- [WHAT THE EXERCISE ASKS] Give only the number of lines in the records below that contain the word "Rieder".

- - -

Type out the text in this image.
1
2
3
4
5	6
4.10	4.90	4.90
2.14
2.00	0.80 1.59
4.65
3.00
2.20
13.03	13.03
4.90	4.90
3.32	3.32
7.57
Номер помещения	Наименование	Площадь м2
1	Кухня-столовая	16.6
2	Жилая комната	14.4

- - -

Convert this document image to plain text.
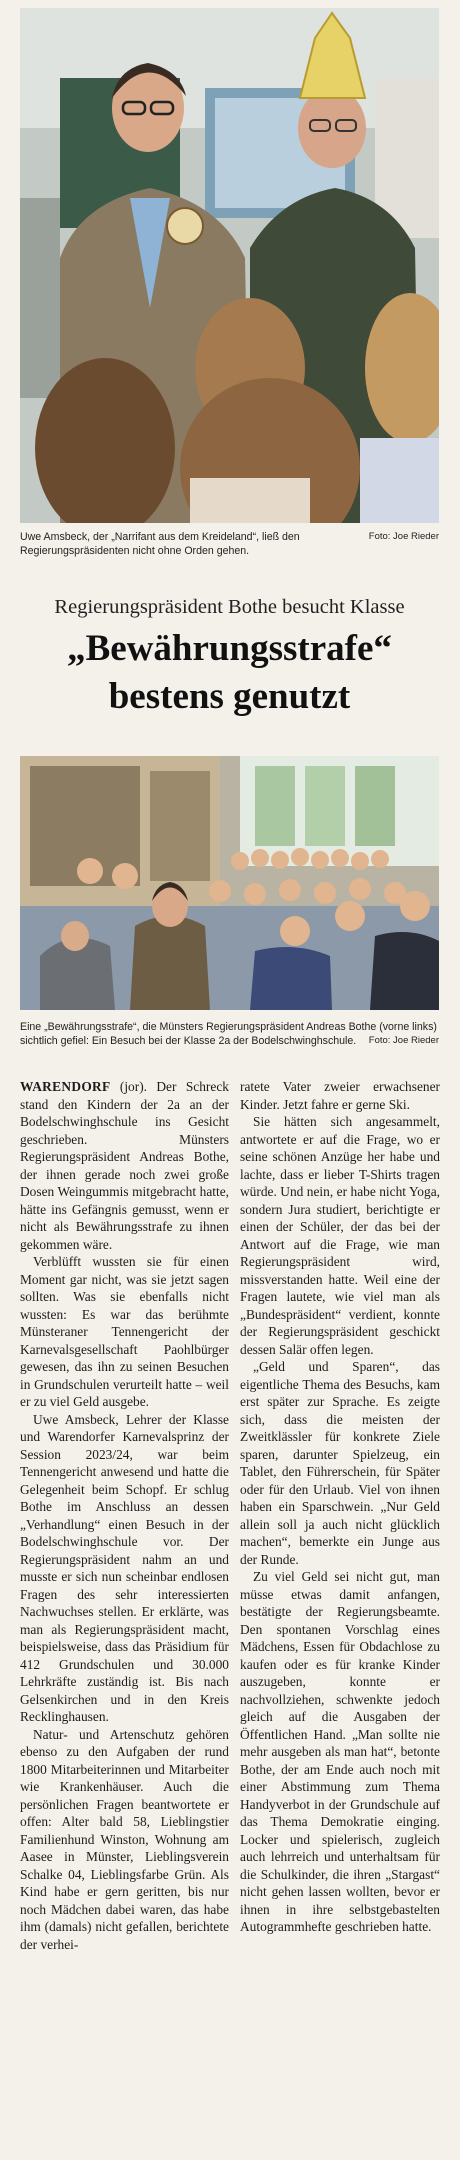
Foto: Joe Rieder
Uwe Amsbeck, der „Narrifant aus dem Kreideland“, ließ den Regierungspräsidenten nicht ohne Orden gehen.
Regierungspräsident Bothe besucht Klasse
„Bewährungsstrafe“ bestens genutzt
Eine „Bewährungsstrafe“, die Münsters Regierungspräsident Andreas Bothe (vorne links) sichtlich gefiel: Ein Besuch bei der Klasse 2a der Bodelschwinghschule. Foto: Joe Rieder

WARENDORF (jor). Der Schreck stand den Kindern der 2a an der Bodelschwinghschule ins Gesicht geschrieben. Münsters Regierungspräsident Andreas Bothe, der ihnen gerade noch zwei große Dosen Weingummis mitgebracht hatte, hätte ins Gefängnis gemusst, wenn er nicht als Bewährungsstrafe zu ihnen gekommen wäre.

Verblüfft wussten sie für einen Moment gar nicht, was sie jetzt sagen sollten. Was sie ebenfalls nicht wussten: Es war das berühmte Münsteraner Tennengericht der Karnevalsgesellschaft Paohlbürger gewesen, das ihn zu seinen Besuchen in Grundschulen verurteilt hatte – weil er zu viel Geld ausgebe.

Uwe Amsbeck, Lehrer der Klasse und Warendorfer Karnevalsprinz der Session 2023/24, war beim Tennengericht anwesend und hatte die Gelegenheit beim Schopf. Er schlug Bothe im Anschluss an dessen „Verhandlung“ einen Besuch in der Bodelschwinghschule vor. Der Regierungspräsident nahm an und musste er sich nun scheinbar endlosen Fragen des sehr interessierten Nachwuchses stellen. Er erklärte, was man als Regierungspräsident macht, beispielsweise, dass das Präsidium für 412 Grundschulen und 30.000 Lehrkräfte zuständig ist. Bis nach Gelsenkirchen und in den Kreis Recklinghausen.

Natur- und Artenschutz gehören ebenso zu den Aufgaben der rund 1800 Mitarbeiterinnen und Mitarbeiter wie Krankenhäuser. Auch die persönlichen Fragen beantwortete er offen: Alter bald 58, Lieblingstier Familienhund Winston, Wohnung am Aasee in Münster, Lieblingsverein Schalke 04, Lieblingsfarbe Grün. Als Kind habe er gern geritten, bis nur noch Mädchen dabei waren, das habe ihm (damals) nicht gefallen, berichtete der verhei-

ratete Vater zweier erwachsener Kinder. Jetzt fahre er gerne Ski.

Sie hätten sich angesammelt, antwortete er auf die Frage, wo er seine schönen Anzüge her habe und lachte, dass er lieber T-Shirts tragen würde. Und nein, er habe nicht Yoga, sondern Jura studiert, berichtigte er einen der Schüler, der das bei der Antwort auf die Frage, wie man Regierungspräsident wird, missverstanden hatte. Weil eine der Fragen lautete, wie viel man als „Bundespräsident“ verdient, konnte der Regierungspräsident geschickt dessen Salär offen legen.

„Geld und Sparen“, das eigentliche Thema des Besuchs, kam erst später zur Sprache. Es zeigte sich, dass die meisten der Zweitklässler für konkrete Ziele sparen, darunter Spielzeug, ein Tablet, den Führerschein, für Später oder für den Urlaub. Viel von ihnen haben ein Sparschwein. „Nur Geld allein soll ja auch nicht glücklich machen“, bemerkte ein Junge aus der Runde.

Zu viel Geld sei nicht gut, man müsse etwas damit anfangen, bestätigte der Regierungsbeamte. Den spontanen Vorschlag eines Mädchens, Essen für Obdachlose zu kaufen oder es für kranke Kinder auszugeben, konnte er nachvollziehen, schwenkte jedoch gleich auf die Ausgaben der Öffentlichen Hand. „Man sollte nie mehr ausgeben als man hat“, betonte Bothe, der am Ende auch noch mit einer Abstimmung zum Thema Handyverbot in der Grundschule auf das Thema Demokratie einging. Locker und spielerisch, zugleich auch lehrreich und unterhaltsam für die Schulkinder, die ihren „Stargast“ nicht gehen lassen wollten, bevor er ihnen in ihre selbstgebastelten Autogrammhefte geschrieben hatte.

- - -

- [EXPECTED OUTPUT] 2